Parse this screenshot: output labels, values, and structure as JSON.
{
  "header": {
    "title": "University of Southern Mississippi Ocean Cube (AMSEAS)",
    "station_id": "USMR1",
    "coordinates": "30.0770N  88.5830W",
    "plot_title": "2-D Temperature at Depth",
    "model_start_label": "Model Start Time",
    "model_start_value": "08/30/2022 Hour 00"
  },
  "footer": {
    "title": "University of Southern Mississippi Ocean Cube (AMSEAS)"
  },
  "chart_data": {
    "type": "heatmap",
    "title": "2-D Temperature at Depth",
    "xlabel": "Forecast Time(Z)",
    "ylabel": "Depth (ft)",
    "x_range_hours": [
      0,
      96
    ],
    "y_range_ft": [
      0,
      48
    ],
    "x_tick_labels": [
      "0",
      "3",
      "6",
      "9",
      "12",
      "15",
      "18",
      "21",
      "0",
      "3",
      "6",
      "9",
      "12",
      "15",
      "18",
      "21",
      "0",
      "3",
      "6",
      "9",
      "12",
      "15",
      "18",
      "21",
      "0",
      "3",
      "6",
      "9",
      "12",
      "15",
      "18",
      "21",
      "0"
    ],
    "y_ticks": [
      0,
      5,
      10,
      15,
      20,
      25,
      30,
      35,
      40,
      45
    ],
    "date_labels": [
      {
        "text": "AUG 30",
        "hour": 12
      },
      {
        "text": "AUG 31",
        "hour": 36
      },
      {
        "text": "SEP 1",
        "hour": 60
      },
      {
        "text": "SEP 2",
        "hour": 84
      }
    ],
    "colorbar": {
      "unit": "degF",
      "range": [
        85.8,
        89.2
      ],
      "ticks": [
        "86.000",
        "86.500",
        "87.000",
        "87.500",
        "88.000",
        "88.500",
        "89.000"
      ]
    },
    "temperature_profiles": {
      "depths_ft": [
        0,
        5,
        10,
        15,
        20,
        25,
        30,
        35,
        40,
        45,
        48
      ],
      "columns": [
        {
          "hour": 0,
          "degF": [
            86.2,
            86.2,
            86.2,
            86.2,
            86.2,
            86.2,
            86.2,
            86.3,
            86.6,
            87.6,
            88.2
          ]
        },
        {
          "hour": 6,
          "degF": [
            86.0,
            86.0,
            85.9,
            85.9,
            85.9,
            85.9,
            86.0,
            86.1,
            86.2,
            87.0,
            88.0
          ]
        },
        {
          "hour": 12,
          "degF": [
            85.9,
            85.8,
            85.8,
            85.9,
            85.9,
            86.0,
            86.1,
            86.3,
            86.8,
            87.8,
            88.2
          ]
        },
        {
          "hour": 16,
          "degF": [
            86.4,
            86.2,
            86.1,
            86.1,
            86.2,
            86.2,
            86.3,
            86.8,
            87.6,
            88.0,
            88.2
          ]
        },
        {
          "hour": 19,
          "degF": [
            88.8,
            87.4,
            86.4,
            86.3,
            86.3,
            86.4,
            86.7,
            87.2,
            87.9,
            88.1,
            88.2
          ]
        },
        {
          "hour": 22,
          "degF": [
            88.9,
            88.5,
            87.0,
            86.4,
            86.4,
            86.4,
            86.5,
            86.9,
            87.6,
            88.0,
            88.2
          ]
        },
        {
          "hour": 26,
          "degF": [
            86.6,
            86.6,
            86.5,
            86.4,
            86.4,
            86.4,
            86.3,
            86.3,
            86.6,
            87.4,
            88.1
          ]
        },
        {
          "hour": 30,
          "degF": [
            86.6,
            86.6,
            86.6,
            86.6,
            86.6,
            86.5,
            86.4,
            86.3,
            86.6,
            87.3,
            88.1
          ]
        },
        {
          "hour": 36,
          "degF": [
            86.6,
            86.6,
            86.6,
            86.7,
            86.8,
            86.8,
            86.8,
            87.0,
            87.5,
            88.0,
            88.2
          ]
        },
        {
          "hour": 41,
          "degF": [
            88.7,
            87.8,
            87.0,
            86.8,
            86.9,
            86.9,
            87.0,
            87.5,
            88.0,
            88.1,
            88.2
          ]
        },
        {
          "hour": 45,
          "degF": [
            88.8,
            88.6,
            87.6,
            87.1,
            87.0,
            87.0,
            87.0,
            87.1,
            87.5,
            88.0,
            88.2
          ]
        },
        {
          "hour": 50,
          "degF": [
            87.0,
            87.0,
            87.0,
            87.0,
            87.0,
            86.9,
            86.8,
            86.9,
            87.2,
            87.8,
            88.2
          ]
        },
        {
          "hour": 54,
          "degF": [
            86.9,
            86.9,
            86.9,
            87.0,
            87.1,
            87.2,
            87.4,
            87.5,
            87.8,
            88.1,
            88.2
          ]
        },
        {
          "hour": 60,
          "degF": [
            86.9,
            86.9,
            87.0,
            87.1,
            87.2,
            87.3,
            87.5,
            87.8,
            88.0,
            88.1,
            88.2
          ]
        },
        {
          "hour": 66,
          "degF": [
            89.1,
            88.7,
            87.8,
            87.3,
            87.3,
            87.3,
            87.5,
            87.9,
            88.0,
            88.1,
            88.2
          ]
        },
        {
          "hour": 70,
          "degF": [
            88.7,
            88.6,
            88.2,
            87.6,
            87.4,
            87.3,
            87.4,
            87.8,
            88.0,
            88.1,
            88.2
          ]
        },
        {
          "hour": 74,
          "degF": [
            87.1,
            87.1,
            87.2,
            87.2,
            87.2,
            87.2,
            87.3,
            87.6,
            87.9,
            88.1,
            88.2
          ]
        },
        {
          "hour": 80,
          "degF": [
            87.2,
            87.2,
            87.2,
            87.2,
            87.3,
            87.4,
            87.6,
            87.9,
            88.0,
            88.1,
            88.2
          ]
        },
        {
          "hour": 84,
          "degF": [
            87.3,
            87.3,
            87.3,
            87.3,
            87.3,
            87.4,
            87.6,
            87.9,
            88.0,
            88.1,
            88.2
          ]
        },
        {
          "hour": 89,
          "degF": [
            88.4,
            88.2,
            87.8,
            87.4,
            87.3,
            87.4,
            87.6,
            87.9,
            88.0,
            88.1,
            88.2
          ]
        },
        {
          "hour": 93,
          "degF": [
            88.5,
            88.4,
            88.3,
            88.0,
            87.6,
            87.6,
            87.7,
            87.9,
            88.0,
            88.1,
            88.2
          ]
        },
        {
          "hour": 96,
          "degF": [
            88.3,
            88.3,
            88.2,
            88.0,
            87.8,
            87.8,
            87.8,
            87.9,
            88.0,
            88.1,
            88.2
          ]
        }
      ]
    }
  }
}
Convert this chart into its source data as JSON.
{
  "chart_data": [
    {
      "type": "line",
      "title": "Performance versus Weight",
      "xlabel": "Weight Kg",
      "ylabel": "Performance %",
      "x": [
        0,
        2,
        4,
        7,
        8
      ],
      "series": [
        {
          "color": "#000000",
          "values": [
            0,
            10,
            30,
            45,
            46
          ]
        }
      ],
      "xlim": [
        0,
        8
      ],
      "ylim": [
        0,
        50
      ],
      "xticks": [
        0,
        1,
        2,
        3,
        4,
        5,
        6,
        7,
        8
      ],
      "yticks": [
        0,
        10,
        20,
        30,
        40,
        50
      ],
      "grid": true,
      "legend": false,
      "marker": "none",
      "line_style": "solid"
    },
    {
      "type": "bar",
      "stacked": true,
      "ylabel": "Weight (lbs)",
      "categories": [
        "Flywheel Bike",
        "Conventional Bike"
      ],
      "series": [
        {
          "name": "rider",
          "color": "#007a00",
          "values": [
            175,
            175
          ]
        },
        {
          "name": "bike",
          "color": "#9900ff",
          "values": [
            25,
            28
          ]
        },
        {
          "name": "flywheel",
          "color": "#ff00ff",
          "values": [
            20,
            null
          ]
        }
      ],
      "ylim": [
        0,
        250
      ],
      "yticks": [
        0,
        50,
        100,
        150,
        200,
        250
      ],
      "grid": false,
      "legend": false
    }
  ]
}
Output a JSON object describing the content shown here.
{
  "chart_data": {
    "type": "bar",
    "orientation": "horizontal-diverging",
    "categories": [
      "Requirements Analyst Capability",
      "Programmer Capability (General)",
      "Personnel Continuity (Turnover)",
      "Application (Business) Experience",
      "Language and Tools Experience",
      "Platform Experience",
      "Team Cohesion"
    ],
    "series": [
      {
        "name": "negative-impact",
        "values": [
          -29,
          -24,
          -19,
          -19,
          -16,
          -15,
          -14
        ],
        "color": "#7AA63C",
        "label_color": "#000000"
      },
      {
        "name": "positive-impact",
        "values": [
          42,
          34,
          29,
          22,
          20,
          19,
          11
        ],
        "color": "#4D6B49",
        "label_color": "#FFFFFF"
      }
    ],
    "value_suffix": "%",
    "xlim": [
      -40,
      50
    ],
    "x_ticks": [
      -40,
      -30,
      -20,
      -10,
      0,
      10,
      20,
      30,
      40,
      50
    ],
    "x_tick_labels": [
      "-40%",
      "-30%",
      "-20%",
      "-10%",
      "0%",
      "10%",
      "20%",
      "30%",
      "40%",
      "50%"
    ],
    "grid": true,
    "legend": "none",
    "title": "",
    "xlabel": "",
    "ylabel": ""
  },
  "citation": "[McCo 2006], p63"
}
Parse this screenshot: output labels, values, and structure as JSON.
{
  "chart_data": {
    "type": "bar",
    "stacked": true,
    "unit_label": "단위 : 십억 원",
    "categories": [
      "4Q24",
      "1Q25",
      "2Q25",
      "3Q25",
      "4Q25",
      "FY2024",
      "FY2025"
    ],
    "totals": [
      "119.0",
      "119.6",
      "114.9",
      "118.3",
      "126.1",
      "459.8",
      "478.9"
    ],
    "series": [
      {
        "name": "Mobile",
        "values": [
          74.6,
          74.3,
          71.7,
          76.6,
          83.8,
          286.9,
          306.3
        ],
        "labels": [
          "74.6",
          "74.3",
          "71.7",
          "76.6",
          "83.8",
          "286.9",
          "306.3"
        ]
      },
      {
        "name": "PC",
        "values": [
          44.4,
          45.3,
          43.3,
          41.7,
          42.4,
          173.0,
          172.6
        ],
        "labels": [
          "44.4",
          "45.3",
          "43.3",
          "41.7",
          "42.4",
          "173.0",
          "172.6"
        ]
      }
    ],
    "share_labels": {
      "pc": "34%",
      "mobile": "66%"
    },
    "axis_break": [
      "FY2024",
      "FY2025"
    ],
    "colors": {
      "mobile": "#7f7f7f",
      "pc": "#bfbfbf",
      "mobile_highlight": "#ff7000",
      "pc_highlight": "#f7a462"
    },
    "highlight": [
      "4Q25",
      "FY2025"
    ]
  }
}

# # #

#### [GOAL]
Pick out the lines containing the word "Performance" and show them.

#### [SOLUTION]
      "title": "Performance versus Weight",
      "ylabel": "Performance %",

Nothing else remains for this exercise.